Goal: Each record is to be printed again precisely as it reads.

(Data entries)
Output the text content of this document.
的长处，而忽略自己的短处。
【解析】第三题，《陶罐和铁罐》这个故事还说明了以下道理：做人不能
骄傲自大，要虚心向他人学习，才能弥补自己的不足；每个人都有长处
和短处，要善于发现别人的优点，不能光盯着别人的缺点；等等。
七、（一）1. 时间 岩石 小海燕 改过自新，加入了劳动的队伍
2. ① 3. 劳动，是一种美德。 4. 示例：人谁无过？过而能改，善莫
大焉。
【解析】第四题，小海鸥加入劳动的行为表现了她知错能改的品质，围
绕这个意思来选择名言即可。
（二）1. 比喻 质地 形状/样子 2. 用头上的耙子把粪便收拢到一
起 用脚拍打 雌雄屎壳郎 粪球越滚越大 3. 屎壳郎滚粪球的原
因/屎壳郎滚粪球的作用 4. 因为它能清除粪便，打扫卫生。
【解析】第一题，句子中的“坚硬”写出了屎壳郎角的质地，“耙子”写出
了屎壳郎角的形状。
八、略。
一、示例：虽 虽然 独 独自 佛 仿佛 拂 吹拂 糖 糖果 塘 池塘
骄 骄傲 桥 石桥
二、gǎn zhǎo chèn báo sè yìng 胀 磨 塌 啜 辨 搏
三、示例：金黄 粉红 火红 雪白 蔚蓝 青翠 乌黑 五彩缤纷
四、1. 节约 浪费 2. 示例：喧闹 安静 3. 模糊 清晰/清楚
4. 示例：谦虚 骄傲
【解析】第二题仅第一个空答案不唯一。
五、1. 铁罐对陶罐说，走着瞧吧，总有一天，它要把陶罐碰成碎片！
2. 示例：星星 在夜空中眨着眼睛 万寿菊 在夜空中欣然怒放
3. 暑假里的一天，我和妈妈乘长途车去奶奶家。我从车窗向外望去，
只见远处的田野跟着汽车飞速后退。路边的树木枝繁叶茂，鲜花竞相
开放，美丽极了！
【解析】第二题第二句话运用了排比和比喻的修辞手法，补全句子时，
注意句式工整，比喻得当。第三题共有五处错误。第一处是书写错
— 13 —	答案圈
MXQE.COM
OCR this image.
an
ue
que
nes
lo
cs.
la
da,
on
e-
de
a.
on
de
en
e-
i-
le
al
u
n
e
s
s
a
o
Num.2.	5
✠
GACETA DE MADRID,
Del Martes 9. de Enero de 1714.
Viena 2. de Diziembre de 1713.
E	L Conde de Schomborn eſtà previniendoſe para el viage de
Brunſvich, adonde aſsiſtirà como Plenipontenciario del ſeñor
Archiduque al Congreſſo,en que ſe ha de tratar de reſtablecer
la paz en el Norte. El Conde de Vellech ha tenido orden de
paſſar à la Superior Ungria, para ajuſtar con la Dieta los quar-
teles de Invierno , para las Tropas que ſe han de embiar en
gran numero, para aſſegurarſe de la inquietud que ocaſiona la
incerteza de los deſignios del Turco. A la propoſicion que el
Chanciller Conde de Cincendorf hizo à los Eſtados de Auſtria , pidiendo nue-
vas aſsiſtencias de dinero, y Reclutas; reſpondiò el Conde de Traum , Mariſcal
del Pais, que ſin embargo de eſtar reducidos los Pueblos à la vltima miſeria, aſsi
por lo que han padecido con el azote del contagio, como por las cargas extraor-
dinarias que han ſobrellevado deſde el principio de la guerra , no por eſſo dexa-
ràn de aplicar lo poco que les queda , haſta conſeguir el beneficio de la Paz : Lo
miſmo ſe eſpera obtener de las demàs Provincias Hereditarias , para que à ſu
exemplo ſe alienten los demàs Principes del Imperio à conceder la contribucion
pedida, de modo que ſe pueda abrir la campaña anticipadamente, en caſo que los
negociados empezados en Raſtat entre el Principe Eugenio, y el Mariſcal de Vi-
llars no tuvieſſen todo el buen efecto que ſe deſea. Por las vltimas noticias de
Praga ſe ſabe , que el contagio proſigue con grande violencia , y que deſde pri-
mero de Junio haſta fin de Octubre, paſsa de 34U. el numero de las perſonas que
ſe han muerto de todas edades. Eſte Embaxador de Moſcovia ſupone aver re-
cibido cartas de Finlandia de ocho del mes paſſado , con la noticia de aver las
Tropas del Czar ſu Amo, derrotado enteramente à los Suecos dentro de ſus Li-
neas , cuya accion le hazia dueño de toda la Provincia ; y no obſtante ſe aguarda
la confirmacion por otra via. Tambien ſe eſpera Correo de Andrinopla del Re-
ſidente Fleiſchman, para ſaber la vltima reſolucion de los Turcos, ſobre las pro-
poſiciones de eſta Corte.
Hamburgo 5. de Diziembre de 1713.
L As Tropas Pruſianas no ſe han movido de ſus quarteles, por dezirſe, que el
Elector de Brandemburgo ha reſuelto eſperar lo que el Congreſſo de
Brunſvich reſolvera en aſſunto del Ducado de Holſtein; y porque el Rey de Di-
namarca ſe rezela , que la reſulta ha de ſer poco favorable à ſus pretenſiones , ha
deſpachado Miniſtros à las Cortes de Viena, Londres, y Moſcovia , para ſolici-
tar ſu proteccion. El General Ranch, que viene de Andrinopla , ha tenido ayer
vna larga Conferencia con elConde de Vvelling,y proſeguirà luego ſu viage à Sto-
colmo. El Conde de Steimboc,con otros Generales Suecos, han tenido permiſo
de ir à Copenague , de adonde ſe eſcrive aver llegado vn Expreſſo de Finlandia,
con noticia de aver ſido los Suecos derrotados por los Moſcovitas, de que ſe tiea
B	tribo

Finished task:
Output the text content of this document.
的长处，而忽略自己的短处。
【解析】第三题，《陶罐和铁罐》这个故事还说明了以下道理：做人不能
骄傲自大，要虚心向他人学习，才能弥补自己的不足；每个人都有长处
和短处，要善于发现别人的优点，不能光盯着别人的缺点；等等。
七、（一）1. 时间 岩石 小海燕 改过自新，加入了劳动的队伍
2. ① 3. 劳动，是一种美德。 4. 示例：人谁无过？过而能改，善莫
大焉。
【解析】第四题，小海鸥加入劳动的行为表现了她知错能改的品质，围
绕这个意思来选择名言即可。
（二）1. 比喻 质地 形状/样子 2. 用头上的耙子把粪便收拢到一
起 用脚拍打 雌雄屎壳郎 粪球越滚越大 3. 屎壳郎滚粪球的原
因/屎壳郎滚粪球的作用 4. 因为它能清除粪便，打扫卫生。
【解析】第一题，句子中的“坚硬”写出了屎壳郎角的质地，“耙子”写出
了屎壳郎角的形状。
八、略。
一、示例：虽 虽然 独 独自 佛 仿佛 拂 吹拂 糖 糖果 塘 池塘
骄 骄傲 桥 石桥
二、gǎn zhǎo chèn báo sè yìng 胀 磨 塌 啜 辨 搏
三、示例：金黄 粉红 火红 雪白 蔚蓝 青翠 乌黑 五彩缤纷
四、1. 节约 浪费 2. 示例：喧闹 安静 3. 模糊 清晰/清楚
4. 示例：谦虚 骄傲
【解析】第二题仅第一个空答案不唯一。
五、1. 铁罐对陶罐说，走着瞧吧，总有一天，它要把陶罐碰成碎片！
2. 示例：星星 在夜空中眨着眼睛 万寿菊 在夜空中欣然怒放
3. 暑假里的一天，我和妈妈乘长途车去奶奶家。我从车窗向外望去，
只见远处的田野跟着汽车飞速后退。路边的树木枝繁叶茂，鲜花竞相
开放，美丽极了！
【解析】第二题第二句话运用了排比和比喻的修辞手法，补全句子时，
注意句式工整，比喻得当。第三题共有五处错误。第一处是书写错
— 13 —	答案圈
MXQE.COM
OCR this image.
an
ue
que
nes
lo
cs.
la
da,
on
e-
de
a.
on
de
en
e-
i-
le
al
u
n
e
s
s
a
o
Num.2.	5
✠
GACETA DE MADRID,
Del Martes 9. de Enero de 1714.
Viena 2. de Diziembre de 1713.
E	L Conde de Schomborn eſtà previniendoſe para el viage de
Brunſvich, adonde aſsiſtirà como Plenipontenciario del ſeñor
Archiduque al Congreſſo,en que ſe ha de tratar de reſtablecer
la paz en el Norte. El Conde de Vellech ha tenido orden de
paſſar à la Superior Ungria, para ajuſtar con la Dieta los quar-
teles de Invierno , para las Tropas que ſe han de embiar en
gran numero, para aſſegurarſe de la inquietud que ocaſiona la
incerteza de los deſignios del Turco. A la propoſicion que el
Chanciller Conde de Cincendorf hizo à los Eſtados de Auſtria , pidiendo nue-
vas aſsiſtencias de dinero, y Reclutas; reſpondiò el Conde de Traum , Mariſcal
del Pais, que ſin embargo de eſtar reducidos los Pueblos à la vltima miſeria, aſsi
por lo que han padecido con el azote del contagio, como por las cargas extraor-
dinarias que han ſobrellevado deſde el principio de la guerra , no por eſſo dexa-
ràn de aplicar lo poco que les queda , haſta conſeguir el beneficio de la Paz : Lo
miſmo ſe eſpera obtener de las demàs Provincias Hereditarias , para que à ſu
exemplo ſe alienten los demàs Principes del Imperio à conceder la contribucion
pedida, de modo que ſe pueda abrir la campaña anticipadamente, en caſo que los
negociados empezados en Raſtat entre el Principe Eugenio, y el Mariſcal de Vi-
llars no tuvieſſen todo el buen efecto que ſe deſea. Por las vltimas noticias de
Praga ſe ſabe , que el contagio proſigue con grande violencia , y que deſde pri-
mero de Junio haſta fin de Octubre, paſsa de 34U. el numero de las perſonas que
ſe han muerto de todas edades. Eſte Embaxador de Moſcovia ſupone aver re-
cibido cartas de Finlandia de ocho del mes paſſado , con la noticia de aver las
Tropas del Czar ſu Amo, derrotado enteramente à los Suecos dentro de ſus Li-
neas , cuya accion le hazia dueño de toda la Provincia ; y no obſtante ſe aguarda
la confirmacion por otra via. Tambien ſe eſpera Correo de Andrinopla del Re-
ſidente Fleiſchman, para ſaber la vltima reſolucion de los Turcos, ſobre las pro-
poſiciones de eſta Corte.
Hamburgo 5. de Diziembre de 1713.
L As Tropas Pruſianas no ſe han movido de ſus quarteles, por dezirſe, que el
Elector de Brandemburgo ha reſuelto eſperar lo que el Congreſſo de
Brunſvich reſolvera en aſſunto del Ducado de Holſtein; y porque el Rey de Di-
namarca ſe rezela , que la reſulta ha de ſer poco favorable à ſus pretenſiones , ha
deſpachado Miniſtros à las Cortes de Viena, Londres, y Moſcovia , para ſolici-
tar ſu proteccion. El General Ranch, que viene de Andrinopla , ha tenido ayer
vna larga Conferencia con elConde de Vvelling,y proſeguirà luego ſu viage à Sto-
colmo. El Conde de Steimboc,con otros Generales Suecos, han tenido permiſo
de ir à Copenague , de adonde ſe eſcrive aver llegado vn Expreſſo de Finlandia,
con noticia de aver ſido los Suecos derrotados por los Moſcovitas, de que ſe tiea
B	tribo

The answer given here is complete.